- TASK DIRECTIONS -
Lines containing the string "kidney" are to be counted; report only how many there are.

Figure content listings
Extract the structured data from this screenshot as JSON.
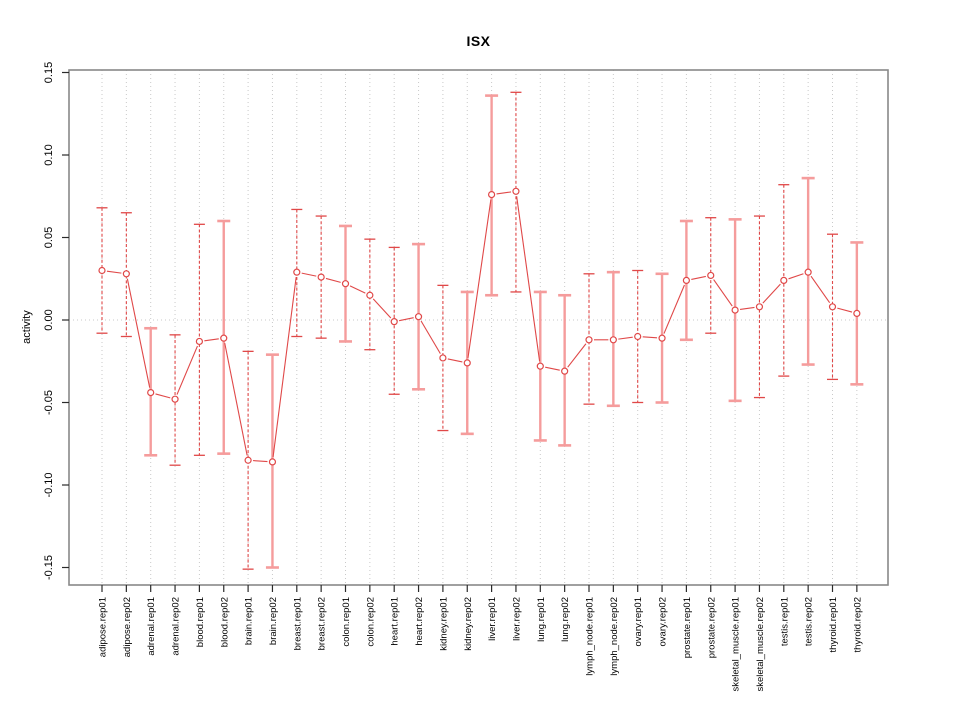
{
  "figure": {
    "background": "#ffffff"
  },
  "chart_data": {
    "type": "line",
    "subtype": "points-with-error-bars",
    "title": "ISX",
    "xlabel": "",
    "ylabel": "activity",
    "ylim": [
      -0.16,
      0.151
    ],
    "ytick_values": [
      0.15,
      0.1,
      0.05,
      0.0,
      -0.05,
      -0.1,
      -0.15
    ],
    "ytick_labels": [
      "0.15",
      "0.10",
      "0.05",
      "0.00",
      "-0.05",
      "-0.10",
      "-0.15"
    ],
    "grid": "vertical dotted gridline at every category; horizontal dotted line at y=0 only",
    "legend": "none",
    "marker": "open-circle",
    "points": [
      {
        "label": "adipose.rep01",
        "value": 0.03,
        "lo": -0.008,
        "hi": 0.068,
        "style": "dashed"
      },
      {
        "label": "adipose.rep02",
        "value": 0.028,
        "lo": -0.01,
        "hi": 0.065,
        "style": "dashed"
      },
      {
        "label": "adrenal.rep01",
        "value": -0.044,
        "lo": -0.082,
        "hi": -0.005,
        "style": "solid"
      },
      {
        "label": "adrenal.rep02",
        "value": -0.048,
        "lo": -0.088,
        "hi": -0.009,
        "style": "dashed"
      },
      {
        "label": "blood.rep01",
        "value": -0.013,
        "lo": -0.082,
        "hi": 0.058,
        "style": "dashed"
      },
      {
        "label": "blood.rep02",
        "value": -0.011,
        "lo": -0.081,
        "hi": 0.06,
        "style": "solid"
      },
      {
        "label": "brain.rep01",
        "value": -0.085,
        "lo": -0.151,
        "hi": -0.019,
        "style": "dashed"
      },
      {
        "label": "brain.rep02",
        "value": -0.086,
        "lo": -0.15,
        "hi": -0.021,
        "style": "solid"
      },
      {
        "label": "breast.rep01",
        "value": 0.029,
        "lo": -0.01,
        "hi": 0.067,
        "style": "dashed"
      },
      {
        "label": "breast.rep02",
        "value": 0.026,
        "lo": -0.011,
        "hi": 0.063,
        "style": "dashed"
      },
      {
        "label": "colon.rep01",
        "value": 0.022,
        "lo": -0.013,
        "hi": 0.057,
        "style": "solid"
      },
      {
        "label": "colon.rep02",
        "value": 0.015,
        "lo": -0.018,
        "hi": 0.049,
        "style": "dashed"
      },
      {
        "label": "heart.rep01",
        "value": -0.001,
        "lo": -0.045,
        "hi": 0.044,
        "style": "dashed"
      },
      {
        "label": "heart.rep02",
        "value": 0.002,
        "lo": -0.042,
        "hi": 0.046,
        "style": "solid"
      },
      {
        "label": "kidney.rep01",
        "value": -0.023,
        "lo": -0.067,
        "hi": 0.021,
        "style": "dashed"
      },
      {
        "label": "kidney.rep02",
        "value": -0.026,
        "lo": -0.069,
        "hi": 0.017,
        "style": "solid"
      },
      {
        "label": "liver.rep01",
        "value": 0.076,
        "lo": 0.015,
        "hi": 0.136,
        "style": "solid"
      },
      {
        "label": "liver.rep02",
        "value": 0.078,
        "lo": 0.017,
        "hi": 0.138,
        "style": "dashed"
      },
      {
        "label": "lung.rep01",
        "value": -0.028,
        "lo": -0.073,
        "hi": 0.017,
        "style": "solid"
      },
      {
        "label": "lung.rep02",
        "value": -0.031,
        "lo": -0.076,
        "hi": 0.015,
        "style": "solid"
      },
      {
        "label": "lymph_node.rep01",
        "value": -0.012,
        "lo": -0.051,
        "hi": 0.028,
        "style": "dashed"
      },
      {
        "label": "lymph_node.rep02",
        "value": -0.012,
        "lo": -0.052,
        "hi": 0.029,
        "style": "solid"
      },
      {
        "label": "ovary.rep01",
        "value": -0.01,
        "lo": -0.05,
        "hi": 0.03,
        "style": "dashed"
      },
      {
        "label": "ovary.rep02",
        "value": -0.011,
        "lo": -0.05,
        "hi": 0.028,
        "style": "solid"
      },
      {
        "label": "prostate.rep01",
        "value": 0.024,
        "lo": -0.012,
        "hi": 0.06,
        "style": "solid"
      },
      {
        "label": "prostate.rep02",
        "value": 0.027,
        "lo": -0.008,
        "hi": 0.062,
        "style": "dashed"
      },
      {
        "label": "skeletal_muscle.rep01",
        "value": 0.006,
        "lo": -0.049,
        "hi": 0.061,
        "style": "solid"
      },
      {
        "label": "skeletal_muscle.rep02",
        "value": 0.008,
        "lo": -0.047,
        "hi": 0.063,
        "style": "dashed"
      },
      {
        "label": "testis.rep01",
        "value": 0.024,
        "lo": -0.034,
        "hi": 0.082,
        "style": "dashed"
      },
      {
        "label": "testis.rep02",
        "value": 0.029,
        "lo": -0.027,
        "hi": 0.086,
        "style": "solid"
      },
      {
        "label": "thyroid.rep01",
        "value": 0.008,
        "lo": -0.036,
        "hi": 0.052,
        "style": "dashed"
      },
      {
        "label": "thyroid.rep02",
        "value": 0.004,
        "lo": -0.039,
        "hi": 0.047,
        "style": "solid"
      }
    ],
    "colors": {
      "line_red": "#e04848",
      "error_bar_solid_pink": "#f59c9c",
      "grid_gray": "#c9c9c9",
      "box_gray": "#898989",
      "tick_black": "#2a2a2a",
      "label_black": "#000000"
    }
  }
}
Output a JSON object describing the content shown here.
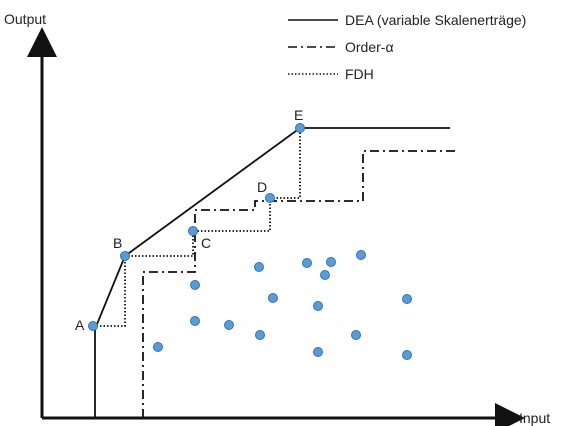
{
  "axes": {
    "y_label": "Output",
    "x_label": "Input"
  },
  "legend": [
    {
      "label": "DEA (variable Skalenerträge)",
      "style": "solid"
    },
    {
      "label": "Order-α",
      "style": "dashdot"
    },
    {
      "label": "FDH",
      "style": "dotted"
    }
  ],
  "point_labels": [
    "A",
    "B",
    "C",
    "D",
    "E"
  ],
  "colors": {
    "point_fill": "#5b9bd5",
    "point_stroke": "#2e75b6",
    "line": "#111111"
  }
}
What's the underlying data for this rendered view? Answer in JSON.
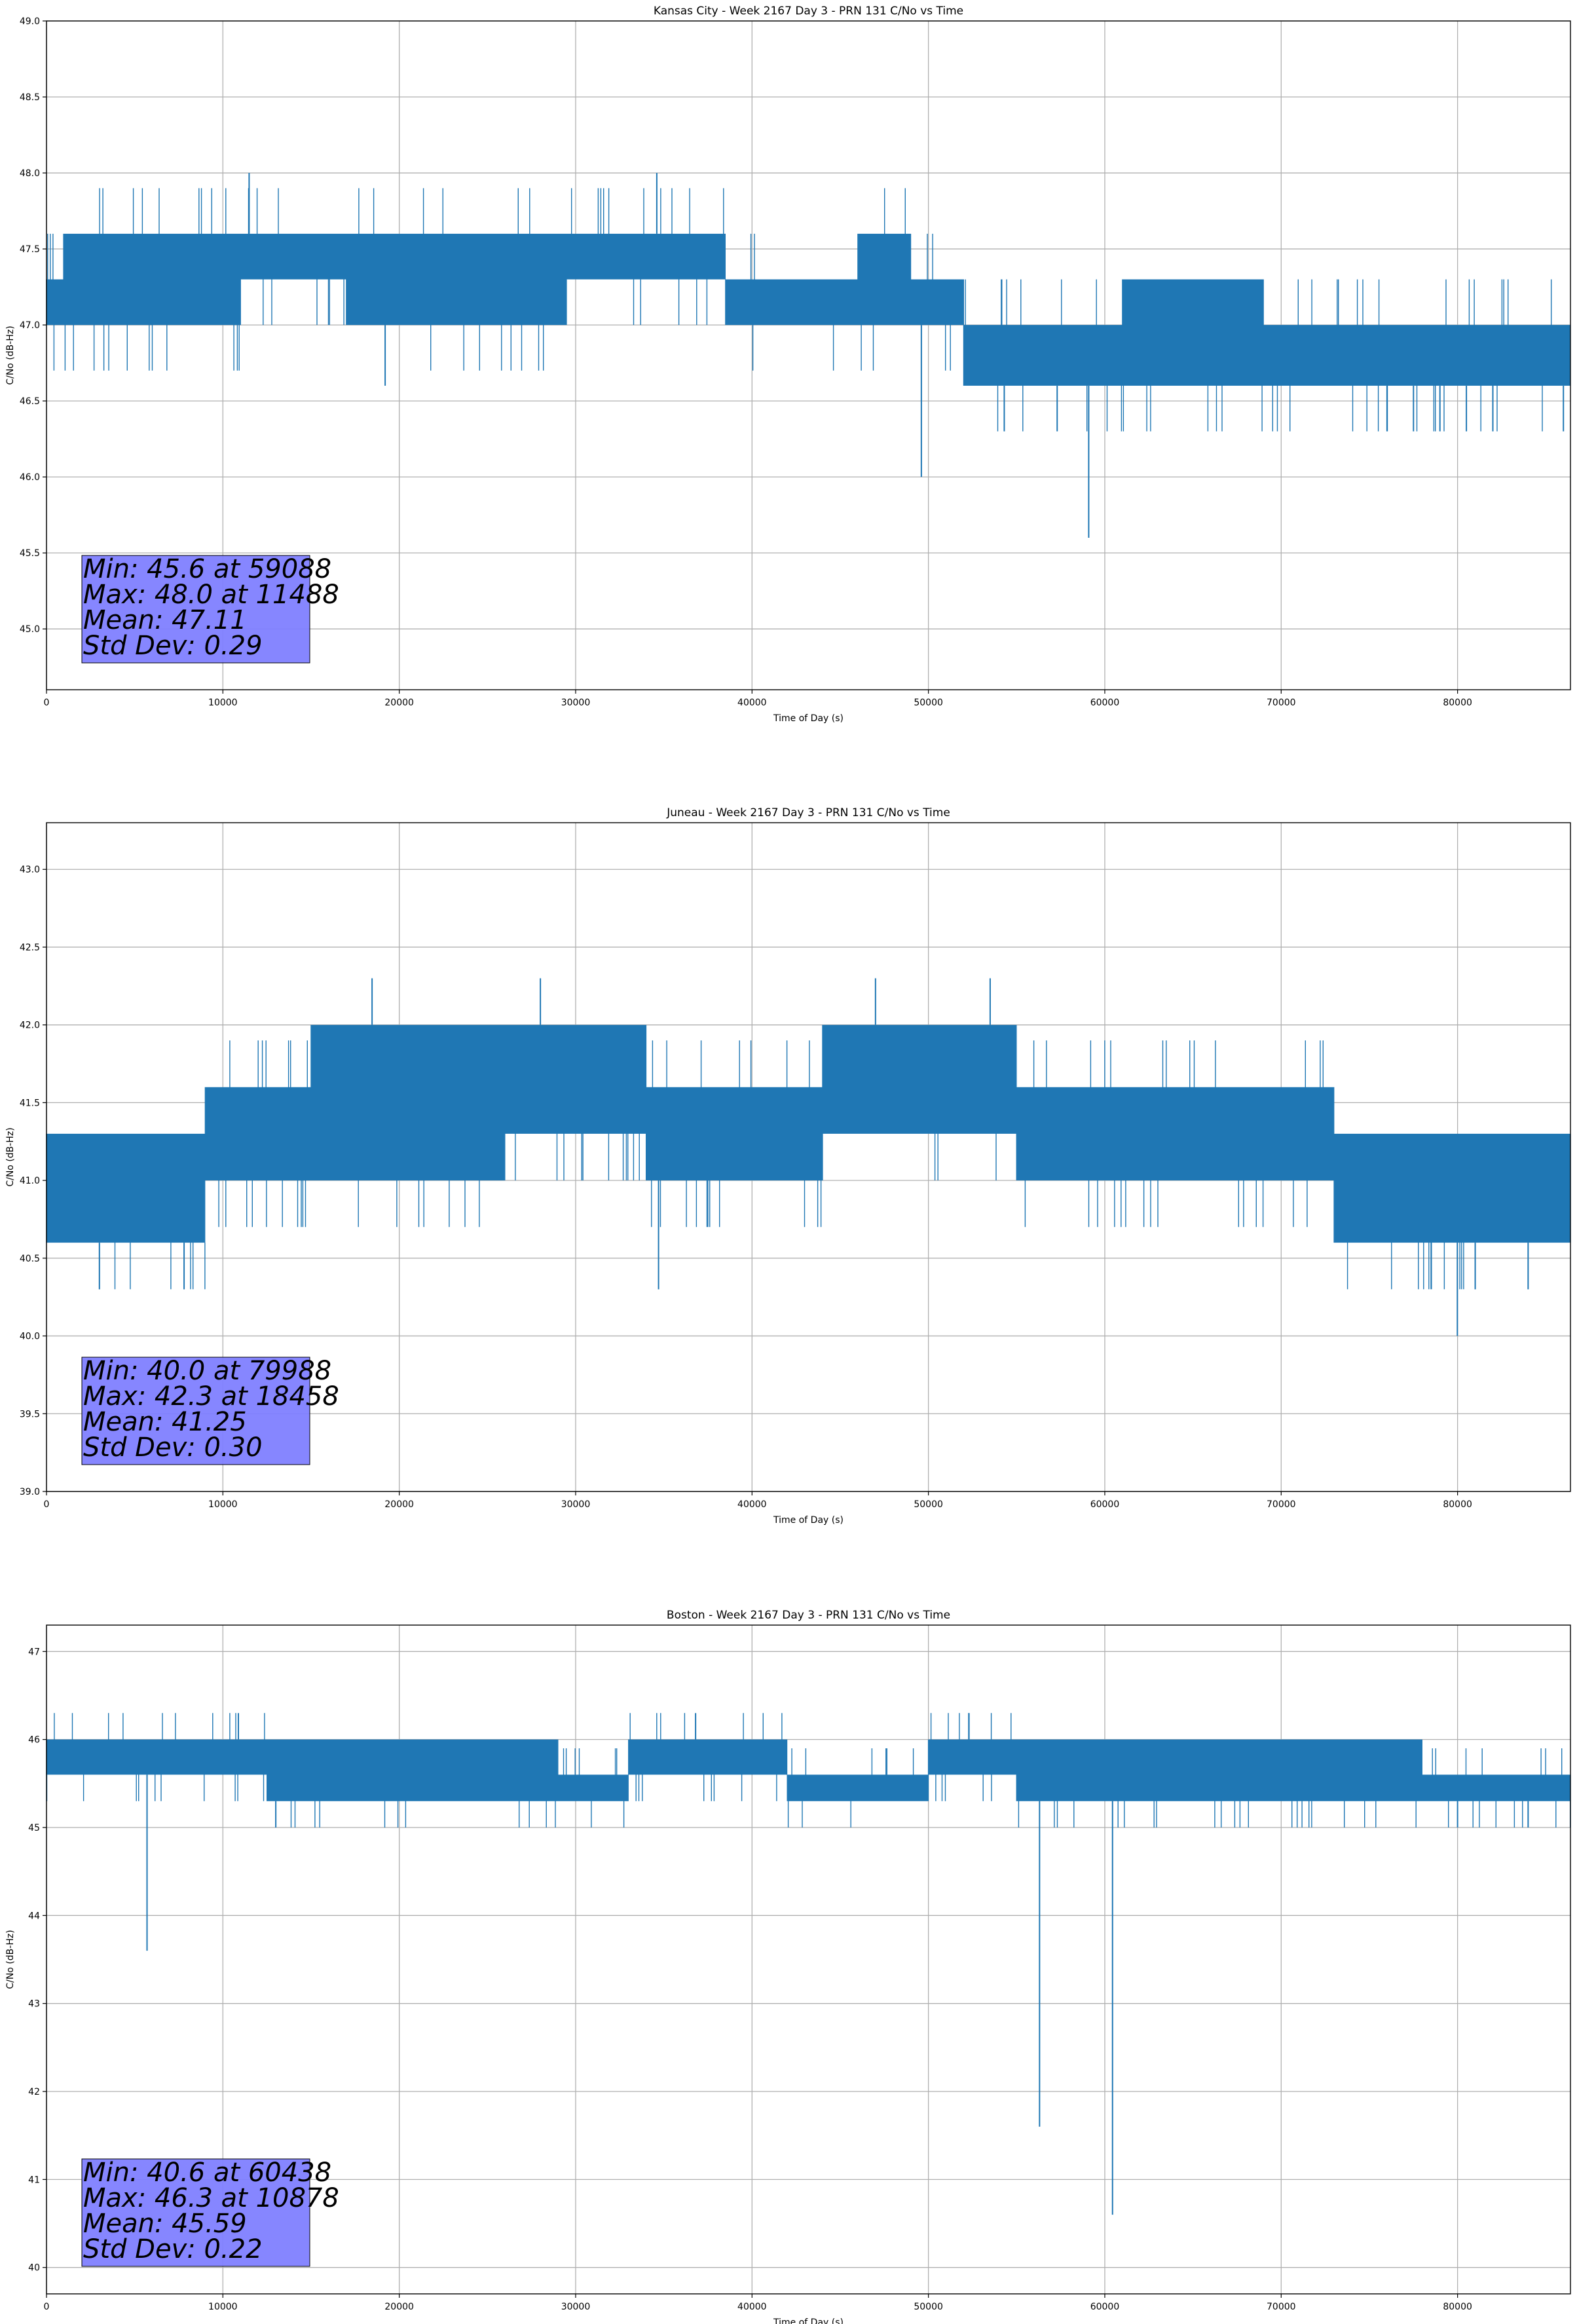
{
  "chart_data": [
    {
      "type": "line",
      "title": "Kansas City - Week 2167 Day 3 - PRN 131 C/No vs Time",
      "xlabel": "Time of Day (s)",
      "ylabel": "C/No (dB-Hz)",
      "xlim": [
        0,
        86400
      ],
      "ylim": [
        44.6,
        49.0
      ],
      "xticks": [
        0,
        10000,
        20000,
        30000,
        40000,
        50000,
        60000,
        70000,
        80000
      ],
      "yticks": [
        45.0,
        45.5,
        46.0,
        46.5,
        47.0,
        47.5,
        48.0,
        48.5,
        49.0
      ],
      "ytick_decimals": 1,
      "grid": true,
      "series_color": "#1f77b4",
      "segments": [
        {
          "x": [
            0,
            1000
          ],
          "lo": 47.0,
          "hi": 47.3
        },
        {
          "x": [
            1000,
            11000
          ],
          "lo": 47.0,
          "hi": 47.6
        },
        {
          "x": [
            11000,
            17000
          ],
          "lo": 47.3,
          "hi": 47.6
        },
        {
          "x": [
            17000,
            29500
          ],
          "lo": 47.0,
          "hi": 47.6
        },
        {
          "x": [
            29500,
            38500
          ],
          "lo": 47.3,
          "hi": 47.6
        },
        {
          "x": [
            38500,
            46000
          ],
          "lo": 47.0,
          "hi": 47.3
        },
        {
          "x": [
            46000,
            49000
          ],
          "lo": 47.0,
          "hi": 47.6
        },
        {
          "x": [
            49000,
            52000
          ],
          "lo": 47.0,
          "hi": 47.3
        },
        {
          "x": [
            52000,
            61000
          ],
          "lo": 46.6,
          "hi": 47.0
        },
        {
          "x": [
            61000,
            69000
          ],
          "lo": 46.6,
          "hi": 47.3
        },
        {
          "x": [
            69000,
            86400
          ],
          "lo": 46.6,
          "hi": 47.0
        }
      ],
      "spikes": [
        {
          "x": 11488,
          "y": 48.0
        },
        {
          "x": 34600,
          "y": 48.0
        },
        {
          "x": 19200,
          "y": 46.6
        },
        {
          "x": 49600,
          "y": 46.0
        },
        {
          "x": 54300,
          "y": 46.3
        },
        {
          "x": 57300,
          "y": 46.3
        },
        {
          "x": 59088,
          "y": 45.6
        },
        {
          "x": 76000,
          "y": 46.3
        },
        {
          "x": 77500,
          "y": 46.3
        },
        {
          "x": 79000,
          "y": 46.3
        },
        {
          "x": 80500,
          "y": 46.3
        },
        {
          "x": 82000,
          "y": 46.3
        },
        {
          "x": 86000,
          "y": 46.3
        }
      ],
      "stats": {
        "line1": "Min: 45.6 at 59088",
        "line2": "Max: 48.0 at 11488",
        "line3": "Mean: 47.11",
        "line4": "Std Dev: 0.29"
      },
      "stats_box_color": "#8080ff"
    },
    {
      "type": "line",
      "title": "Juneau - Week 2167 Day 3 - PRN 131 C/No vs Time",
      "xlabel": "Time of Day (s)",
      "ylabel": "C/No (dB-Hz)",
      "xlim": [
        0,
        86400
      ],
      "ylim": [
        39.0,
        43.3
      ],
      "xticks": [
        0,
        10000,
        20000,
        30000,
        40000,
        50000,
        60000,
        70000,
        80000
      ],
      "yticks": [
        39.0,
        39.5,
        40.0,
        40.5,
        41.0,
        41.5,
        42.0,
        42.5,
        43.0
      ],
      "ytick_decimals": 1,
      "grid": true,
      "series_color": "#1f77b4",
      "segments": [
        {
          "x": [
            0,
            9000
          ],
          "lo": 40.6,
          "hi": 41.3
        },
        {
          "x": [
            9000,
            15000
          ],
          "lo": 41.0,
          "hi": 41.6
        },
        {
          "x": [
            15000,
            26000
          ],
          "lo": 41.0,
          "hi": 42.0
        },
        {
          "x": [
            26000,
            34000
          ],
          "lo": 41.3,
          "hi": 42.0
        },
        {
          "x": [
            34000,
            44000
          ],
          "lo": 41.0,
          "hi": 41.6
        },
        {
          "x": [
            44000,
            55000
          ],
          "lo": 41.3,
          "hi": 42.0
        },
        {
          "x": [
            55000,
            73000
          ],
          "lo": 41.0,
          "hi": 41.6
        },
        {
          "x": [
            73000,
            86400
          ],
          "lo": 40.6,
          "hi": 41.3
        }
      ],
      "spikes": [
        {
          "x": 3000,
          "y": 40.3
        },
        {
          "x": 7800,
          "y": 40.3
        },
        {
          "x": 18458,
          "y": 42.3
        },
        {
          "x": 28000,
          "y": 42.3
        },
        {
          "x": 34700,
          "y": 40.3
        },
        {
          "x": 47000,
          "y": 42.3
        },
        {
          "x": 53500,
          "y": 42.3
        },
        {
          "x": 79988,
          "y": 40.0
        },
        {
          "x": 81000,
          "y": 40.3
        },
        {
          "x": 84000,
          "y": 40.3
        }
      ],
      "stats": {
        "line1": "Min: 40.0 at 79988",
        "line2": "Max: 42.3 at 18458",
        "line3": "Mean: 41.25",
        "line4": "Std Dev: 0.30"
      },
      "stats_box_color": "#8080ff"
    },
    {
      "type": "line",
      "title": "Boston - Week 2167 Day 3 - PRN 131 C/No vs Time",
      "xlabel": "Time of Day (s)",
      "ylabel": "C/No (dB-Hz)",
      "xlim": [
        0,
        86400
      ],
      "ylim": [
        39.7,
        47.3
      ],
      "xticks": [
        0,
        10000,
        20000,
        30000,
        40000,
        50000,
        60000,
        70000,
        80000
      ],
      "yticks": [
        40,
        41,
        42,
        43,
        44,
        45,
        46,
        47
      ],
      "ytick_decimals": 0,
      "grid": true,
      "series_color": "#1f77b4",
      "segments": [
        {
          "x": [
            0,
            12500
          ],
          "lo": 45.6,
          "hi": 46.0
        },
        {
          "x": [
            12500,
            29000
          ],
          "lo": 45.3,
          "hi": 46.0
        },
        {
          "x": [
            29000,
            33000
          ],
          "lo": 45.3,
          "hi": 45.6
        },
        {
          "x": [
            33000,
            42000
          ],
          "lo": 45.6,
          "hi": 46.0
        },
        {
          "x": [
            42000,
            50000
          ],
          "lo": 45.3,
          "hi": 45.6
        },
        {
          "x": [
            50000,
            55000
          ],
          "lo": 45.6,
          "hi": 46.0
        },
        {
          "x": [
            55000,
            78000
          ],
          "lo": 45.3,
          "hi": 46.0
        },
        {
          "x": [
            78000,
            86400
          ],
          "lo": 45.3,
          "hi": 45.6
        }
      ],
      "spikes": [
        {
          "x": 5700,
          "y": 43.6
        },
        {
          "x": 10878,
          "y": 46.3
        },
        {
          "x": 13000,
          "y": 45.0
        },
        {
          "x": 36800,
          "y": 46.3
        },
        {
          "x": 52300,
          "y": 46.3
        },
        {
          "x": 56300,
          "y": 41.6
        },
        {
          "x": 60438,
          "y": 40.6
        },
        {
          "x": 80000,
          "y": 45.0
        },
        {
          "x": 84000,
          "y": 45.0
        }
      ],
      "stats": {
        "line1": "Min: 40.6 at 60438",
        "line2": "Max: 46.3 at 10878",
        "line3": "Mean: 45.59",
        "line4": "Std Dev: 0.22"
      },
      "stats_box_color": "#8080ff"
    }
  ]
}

- EXERCISE RESPONSE -
2